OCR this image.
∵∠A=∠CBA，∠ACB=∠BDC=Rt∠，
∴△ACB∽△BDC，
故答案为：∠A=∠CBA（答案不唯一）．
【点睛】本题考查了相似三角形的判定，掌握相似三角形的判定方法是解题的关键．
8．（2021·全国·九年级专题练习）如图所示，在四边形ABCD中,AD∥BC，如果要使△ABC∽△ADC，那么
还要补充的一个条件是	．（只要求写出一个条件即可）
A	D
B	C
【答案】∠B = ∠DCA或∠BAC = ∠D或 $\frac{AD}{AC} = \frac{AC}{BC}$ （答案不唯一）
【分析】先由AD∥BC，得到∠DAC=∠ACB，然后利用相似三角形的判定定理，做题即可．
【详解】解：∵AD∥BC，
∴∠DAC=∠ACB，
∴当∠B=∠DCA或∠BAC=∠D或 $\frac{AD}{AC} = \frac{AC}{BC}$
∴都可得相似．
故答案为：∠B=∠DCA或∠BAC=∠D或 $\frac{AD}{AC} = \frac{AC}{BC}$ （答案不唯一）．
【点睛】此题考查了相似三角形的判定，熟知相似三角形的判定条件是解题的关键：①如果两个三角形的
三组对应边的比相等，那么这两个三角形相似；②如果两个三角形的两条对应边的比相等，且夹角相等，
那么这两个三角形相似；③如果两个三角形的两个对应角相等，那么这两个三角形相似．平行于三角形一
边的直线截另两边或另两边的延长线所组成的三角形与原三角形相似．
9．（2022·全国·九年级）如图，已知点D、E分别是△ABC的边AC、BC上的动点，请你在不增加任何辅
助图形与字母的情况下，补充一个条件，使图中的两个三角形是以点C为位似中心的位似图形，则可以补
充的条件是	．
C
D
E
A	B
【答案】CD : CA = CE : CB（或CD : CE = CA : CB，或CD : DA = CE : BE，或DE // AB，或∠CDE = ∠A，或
● ● ● ● ●
WHAT YOU NEED TO DO:
Your task is to repeat the data exactly, with nothing left out.

RESPONSE BELOW:
OCR this image.
∵∠A=∠CBA，∠ACB=∠BDC=Rt∠，
∴△ACB∽△BDC，
故答案为：∠A=∠CBA（答案不唯一）．
【点睛】本题考查了相似三角形的判定，掌握相似三角形的判定方法是解题的关键．
8．（2021·全国·九年级专题练习）如图所示，在四边形ABCD中,AD∥BC，如果要使△ABC∽△ADC，那么
还要补充的一个条件是	．（只要求写出一个条件即可）
A	D
B	C
【答案】∠B = ∠DCA或∠BAC = ∠D或 $\frac{AD}{AC} = \frac{AC}{BC}$ （答案不唯一）
【分析】先由AD∥BC，得到∠DAC=∠ACB，然后利用相似三角形的判定定理，做题即可．
【详解】解：∵AD∥BC，
∴∠DAC=∠ACB，
∴当∠B=∠DCA或∠BAC=∠D或 $\frac{AD}{AC} = \frac{AC}{BC}$
∴都可得相似．
故答案为：∠B=∠DCA或∠BAC=∠D或 $\frac{AD}{AC} = \frac{AC}{BC}$ （答案不唯一）．
【点睛】此题考查了相似三角形的判定，熟知相似三角形的判定条件是解题的关键：①如果两个三角形的
三组对应边的比相等，那么这两个三角形相似；②如果两个三角形的两条对应边的比相等，且夹角相等，
那么这两个三角形相似；③如果两个三角形的两个对应角相等，那么这两个三角形相似．平行于三角形一
边的直线截另两边或另两边的延长线所组成的三角形与原三角形相似．
9．（2022·全国·九年级）如图，已知点D、E分别是△ABC的边AC、BC上的动点，请你在不增加任何辅
助图形与字母的情况下，补充一个条件，使图中的两个三角形是以点C为位似中心的位似图形，则可以补
充的条件是	．
C
D
E
A	B
【答案】CD : CA = CE : CB（或CD : CE = CA : CB，或CD : DA = CE : BE，或DE // AB，或∠CDE = ∠A，或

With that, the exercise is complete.